225 N.W. 891 | Minn. | 1929
Lead Opinion
Action to compel A. J. Veigel, commissioner of banks and liquidating agent of the defendant bank (hereinafter referred to as the bank), to carry out certain agreements theretofore made by officers of the bank with plaintiff's predecessor and for the transfer and delivery to plaintiff of certain collateral held by Veigel.
Prior to April 1, 1918, plaintiff's corporate name was German-American Mortgage Corporation. On that date its name became Traub Mantz Mortgage Corporation, and on January 1, 1926, the present name was adopted. The corporation will hereinafter be called plaintiff, irrespective of what its name was at the specific times mentioned. On February 15, 1926, the bank was closed and is now in process of liquidation by the commissioner of banks.
During the year 1922 and until February, 1923, one Hoveland was president of the bank; he was succeeded in that capacity by J. H. Meier until February, 1924, when M. D. Smiley was appointed president and thus remained until the bank was closed. All transactions here involved were carried on by Hoveland and Smiley for the bank during the respective periods when each was the bank's president and managing officer and by C. A. Mantz for the plaintiff. Each had full authority to act within the scope and power of his office and had power to bind his principal, limited only by restrictions imposed by law and custom and usage.

::::::

→ TASK INSTRUCTIONS: Revise the court opinion from "During the year" to "custom and usage.", putting "chairman" wherever "president" appears. Rely on the court opinion by itself for this exercise.

→ INFORMATION PROVIDED:
::::::

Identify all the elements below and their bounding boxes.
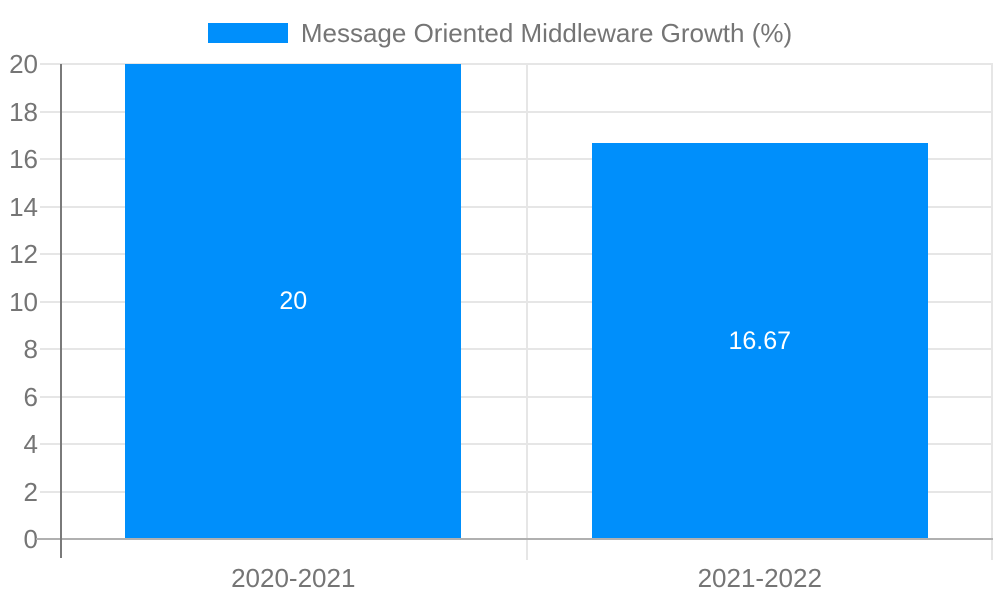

::::::

→ WRITTEN ANSWER:
During the year 1922 and until February, 1923, one Hoveland was chairman of the bank; he was succeeded in that capacity by J. H. Meier until February, 1924, when M. D. Smiley was appointed chairman and thus remained until the bank was closed. All transactions here involved were carried on by Hoveland and Smiley for the bank during the respective periods when each was the bank's chairman and managing officer and by C. A. Mantz for the plaintiff. Each had full authority to act within the scope and power of his office and had power to bind his principal, limited only by restrictions imposed by law and custom and usage.